## begin

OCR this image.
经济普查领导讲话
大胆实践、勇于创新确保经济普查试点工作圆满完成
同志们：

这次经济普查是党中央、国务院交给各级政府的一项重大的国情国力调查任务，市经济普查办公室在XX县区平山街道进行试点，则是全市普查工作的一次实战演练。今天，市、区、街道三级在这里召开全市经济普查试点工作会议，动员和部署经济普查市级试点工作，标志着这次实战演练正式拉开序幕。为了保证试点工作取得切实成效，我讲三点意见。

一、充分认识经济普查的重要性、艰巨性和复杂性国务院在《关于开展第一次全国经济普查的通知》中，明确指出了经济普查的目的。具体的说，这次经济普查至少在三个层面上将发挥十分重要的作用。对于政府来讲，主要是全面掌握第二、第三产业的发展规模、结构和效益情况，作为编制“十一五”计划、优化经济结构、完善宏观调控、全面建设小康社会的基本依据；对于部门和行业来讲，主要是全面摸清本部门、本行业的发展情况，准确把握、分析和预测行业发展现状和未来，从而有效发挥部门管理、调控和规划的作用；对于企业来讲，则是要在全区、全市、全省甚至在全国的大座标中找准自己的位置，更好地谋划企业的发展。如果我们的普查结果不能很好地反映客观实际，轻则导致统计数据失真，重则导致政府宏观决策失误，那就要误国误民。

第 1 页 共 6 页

## end

• GOAL:
Would you reproduce the material above in full, exactly as given?

• ANSWER TO THE TASK:
OCR this image.
经济普查领导讲话
大胆实践、勇于创新确保经济普查试点工作圆满完成
同志们：

这次经济普查是党中央、国务院交给各级政府的一项重大的国情国力调查任务，市经济普查办公室在XX县区平山街道进行试点，则是全市普查工作的一次实战演练。今天，市、区、街道三级在这里召开全市经济普查试点工作会议，动员和部署经济普查市级试点工作，标志着这次实战演练正式拉开序幕。为了保证试点工作取得切实成效，我讲三点意见。

一、充分认识经济普查的重要性、艰巨性和复杂性国务院在《关于开展第一次全国经济普查的通知》中，明确指出了经济普查的目的。具体的说，这次经济普查至少在三个层面上将发挥十分重要的作用。对于政府来讲，主要是全面掌握第二、第三产业的发展规模、结构和效益情况，作为编制“十一五”计划、优化经济结构、完善宏观调控、全面建设小康社会的基本依据；对于部门和行业来讲，主要是全面摸清本部门、本行业的发展情况，准确把握、分析和预测行业发展现状和未来，从而有效发挥部门管理、调控和规划的作用；对于企业来讲，则是要在全区、全市、全省甚至在全国的大座标中找准自己的位置，更好地谋划企业的发展。如果我们的普查结果不能很好地反映客观实际，轻则导致统计数据失真，重则导致政府宏观决策失误，那就要误国误民。

第 1 页 共 6 页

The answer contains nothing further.